[Records contained in a dataset]

* start *

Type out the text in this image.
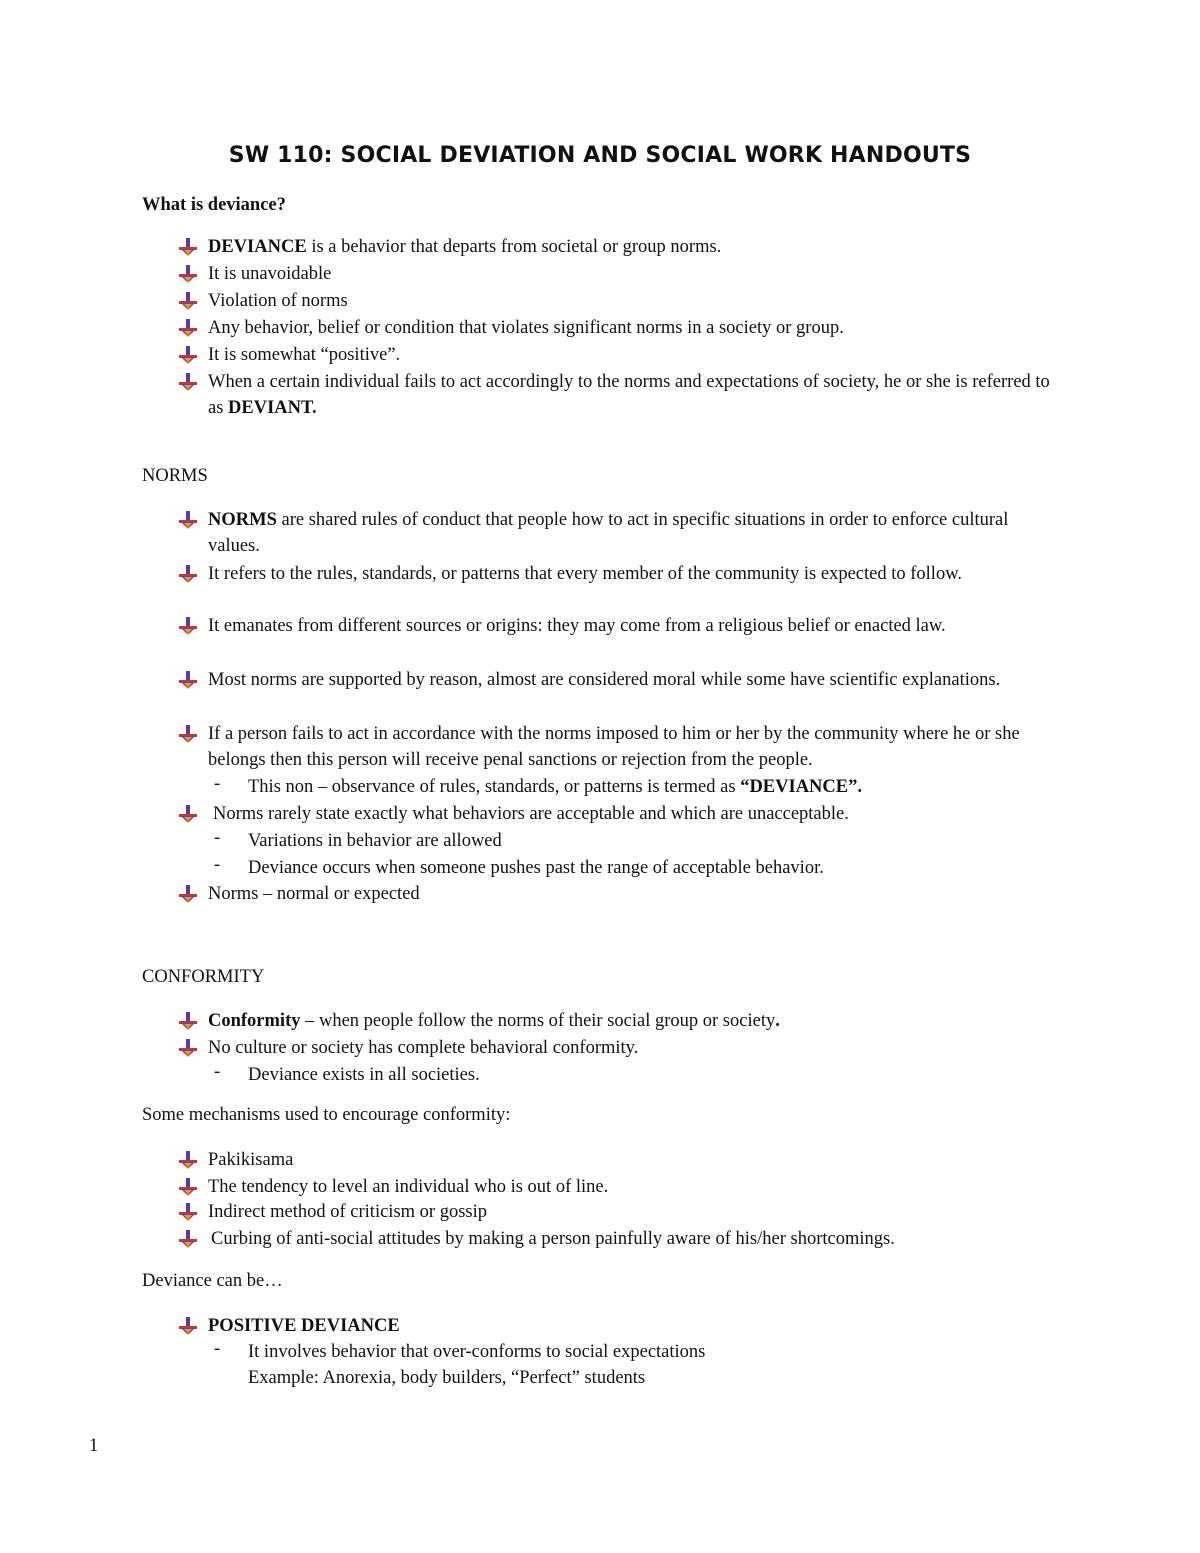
SW 110: SOCIAL DEVIATION AND SOCIAL WORK HANDOUTS
What is deviance?
DEVIANCE is a behavior that departs from societal or group norms.
It is unavoidable
Violation of norms
Any behavior, belief or condition that violates significant norms in a society or group.
It is somewhat “positive”.
When a certain individual fails to act accordingly to the norms and expectations of society, he or she is referred to as DEVIANT.
NORMS
NORMS are shared rules of conduct that people how to act in specific situations in order to enforce cultural values.
It refers to the rules, standards, or patterns that every member of the community is expected to follow.
It emanates from different sources or origins: they may come from a religious belief or enacted law.
Most norms are supported by reason, almost are considered moral while some have scientific explanations.
If a person fails to act in accordance with the norms imposed to him or her by the community where he or she belongs then this person will receive penal sanctions or rejection from the people.
- This non – observance of rules, standards, or patterns is termed as “DEVIANCE”.
Norms rarely state exactly what behaviors are acceptable and which are unacceptable.
- Variations in behavior are allowed
- Deviance occurs when someone pushes past the range of acceptable behavior.
Norms – normal or expected
CONFORMITY
Conformity – when people follow the norms of their social group or society.
No culture or society has complete behavioral conformity.
- Deviance exists in all societies.
Some mechanisms used to encourage conformity:
Pakikisama
The tendency to level an individual who is out of line.
Indirect method of criticism or gossip
Curbing of anti-social attitudes by making a person painfully aware of his/her shortcomings.
Deviance can be…
POSITIVE DEVIANCE
- It involves behavior that over-conforms to social expectations
Example: Anorexia, body builders, “Perfect” students
1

* end *

Set down all the data again exactly as above, pictures excluded.

Type out the text in this image.
SW 110: SOCIAL DEVIATION AND SOCIAL WORK HANDOUTS
What is deviance?
DEVIANCE is a behavior that departs from societal or group norms.
It is unavoidable
Violation of norms
Any behavior, belief or condition that violates significant norms in a society or group.
It is somewhat “positive”.
When a certain individual fails to act accordingly to the norms and expectations of society, he or she is referred to as DEVIANT.
NORMS
NORMS are shared rules of conduct that people how to act in specific situations in order to enforce cultural values.
It refers to the rules, standards, or patterns that every member of the community is expected to follow.
It emanates from different sources or origins: they may come from a religious belief or enacted law.
Most norms are supported by reason, almost are considered moral while some have scientific explanations.
If a person fails to act in accordance with the norms imposed to him or her by the community where he or she belongs then this person will receive penal sanctions or rejection from the people.
- This non – observance of rules, standards, or patterns is termed as “DEVIANCE”.
Norms rarely state exactly what behaviors are acceptable and which are unacceptable.
- Variations in behavior are allowed
- Deviance occurs when someone pushes past the range of acceptable behavior.
Norms – normal or expected
CONFORMITY
Conformity – when people follow the norms of their social group or society.
No culture or society has complete behavioral conformity.
- Deviance exists in all societies.
Some mechanisms used to encourage conformity:
Pakikisama
The tendency to level an individual who is out of line.
Indirect method of criticism or gossip
Curbing of anti-social attitudes by making a person painfully aware of his/her shortcomings.
Deviance can be…
POSITIVE DEVIANCE
- It involves behavior that over-conforms to social expectations
Example: Anorexia, body builders, “Perfect” students
1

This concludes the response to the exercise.